▶ **PROVIDED ENTRIES**
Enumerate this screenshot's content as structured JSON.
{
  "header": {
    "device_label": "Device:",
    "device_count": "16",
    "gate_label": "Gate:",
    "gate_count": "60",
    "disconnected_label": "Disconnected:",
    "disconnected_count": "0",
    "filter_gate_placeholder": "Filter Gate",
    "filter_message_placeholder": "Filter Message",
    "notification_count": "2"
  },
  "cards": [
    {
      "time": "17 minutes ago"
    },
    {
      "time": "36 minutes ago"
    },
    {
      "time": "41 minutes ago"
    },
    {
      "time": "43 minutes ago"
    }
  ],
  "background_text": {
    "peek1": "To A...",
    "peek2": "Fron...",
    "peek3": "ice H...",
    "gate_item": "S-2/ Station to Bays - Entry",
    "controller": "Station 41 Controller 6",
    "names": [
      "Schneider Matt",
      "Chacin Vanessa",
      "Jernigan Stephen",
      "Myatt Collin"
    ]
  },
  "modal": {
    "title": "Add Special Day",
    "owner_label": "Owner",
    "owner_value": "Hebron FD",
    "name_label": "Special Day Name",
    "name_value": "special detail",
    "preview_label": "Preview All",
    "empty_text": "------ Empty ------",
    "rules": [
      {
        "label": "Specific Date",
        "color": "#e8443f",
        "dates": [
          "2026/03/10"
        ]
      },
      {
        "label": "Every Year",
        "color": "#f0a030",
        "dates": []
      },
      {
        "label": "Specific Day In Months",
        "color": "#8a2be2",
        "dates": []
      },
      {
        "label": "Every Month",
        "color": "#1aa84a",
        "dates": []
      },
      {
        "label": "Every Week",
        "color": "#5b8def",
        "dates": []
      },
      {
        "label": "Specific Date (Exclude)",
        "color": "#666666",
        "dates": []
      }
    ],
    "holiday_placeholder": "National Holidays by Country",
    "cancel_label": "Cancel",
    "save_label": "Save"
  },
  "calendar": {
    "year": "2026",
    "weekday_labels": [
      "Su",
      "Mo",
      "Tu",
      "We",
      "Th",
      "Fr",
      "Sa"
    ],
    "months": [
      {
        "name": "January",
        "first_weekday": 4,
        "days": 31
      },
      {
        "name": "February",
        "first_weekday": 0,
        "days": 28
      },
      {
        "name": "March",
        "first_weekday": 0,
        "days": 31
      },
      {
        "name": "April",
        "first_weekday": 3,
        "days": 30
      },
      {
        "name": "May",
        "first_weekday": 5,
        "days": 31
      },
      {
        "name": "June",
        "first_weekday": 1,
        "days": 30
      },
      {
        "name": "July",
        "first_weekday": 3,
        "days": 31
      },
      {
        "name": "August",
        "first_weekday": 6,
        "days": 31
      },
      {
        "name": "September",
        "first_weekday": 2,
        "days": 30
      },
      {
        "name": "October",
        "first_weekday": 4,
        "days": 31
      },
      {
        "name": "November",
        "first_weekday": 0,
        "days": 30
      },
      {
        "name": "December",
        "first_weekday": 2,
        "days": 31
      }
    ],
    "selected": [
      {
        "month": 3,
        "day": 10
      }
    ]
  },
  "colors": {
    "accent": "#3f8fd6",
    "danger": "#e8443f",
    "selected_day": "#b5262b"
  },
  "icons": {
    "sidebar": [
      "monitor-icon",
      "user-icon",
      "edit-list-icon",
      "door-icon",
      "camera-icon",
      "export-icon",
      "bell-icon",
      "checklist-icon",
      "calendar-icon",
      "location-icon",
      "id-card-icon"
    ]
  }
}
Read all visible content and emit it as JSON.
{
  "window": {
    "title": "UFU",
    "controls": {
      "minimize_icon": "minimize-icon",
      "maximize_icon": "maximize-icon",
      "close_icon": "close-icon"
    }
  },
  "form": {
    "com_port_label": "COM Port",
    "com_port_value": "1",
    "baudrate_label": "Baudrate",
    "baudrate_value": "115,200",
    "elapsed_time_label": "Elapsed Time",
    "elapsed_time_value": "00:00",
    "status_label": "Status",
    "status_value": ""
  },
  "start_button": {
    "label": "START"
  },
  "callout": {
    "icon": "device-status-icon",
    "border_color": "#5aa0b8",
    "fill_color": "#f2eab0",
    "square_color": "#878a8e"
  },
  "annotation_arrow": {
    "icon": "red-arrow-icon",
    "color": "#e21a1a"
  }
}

▶ **WRITTEN INSTRUCTION**
Show the data once more, exactly as it was written.

▶ **FINAL RESULT**
Enumerate this screenshot's content as structured JSON.
{
  "header": {
    "device_label": "Device:",
    "device_count": "16",
    "gate_label": "Gate:",
    "gate_count": "60",
    "disconnected_label": "Disconnected:",
    "disconnected_count": "0",
    "filter_gate_placeholder": "Filter Gate",
    "filter_message_placeholder": "Filter Message",
    "notification_count": "2"
  },
  "cards": [
    {
      "time": "17 minutes ago"
    },
    {
      "time": "36 minutes ago"
    },
    {
      "time": "41 minutes ago"
    },
    {
      "time": "43 minutes ago"
    }
  ],
  "background_text": {
    "peek1": "To A...",
    "peek2": "Fron...",
    "peek3": "ice H...",
    "gate_item": "S-2/ Station to Bays - Entry",
    "controller": "Station 41 Controller 6",
    "names": [
      "Schneider Matt",
      "Chacin Vanessa",
      "Jernigan Stephen",
      "Myatt Collin"
    ]
  },
  "modal": {
    "title": "Add Special Day",
    "owner_label": "Owner",
    "owner_value": "Hebron FD",
    "name_label": "Special Day Name",
    "name_value": "special detail",
    "preview_label": "Preview All",
    "empty_text": "------ Empty ------",
    "rules": [
      {
        "label": "Specific Date",
        "color": "#e8443f",
        "dates": [
          "2026/03/10"
        ]
      },
      {
        "label": "Every Year",
        "color": "#f0a030",
        "dates": []
      },
      {
        "label": "Specific Day In Months",
        "color": "#8a2be2",
        "dates": []
      },
      {
        "label": "Every Month",
        "color": "#1aa84a",
        "dates": []
      },
      {
        "label": "Every Week",
        "color": "#5b8def",
        "dates": []
      },
      {
        "label": "Specific Date (Exclude)",
        "color": "#666666",
        "dates": []
      }
    ],
    "holiday_placeholder": "National Holidays by Country",
    "cancel_label": "Cancel",
    "save_label": "Save"
  },
  "calendar": {
    "year": "2026",
    "weekday_labels": [
      "Su",
      "Mo",
      "Tu",
      "We",
      "Th",
      "Fr",
      "Sa"
    ],
    "months": [
      {
        "name": "January",
        "first_weekday": 4,
        "days": 31
      },
      {
        "name": "February",
        "first_weekday": 0,
        "days": 28
      },
      {
        "name": "March",
        "first_weekday": 0,
        "days": 31
      },
      {
        "name": "April",
        "first_weekday": 3,
        "days": 30
      },
      {
        "name": "May",
        "first_weekday": 5,
        "days": 31
      },
      {
        "name": "June",
        "first_weekday": 1,
        "days": 30
      },
      {
        "name": "July",
        "first_weekday": 3,
        "days": 31
      },
      {
        "name": "August",
        "first_weekday": 6,
        "days": 31
      },
      {
        "name": "September",
        "first_weekday": 2,
        "days": 30
      },
      {
        "name": "October",
        "first_weekday": 4,
        "days": 31
      },
      {
        "name": "November",
        "first_weekday": 0,
        "days": 30
      },
      {
        "name": "December",
        "first_weekday": 2,
        "days": 31
      }
    ],
    "selected": [
      {
        "month": 3,
        "day": 10
      }
    ]
  },
  "colors": {
    "accent": "#3f8fd6",
    "danger": "#e8443f",
    "selected_day": "#b5262b"
  },
  "icons": {
    "sidebar": [
      "monitor-icon",
      "user-icon",
      "edit-list-icon",
      "door-icon",
      "camera-icon",
      "export-icon",
      "bell-icon",
      "checklist-icon",
      "calendar-icon",
      "location-icon",
      "id-card-icon"
    ]
  }
}
Read all visible content and emit it as JSON.
{
  "window": {
    "title": "UFU",
    "controls": {
      "minimize_icon": "minimize-icon",
      "maximize_icon": "maximize-icon",
      "close_icon": "close-icon"
    }
  },
  "form": {
    "com_port_label": "COM Port",
    "com_port_value": "1",
    "baudrate_label": "Baudrate",
    "baudrate_value": "115,200",
    "elapsed_time_label": "Elapsed Time",
    "elapsed_time_value": "00:00",
    "status_label": "Status",
    "status_value": ""
  },
  "start_button": {
    "label": "START"
  },
  "callout": {
    "icon": "device-status-icon",
    "border_color": "#5aa0b8",
    "fill_color": "#f2eab0",
    "square_color": "#878a8e"
  },
  "annotation_arrow": {
    "icon": "red-arrow-icon",
    "color": "#e21a1a"
  }
}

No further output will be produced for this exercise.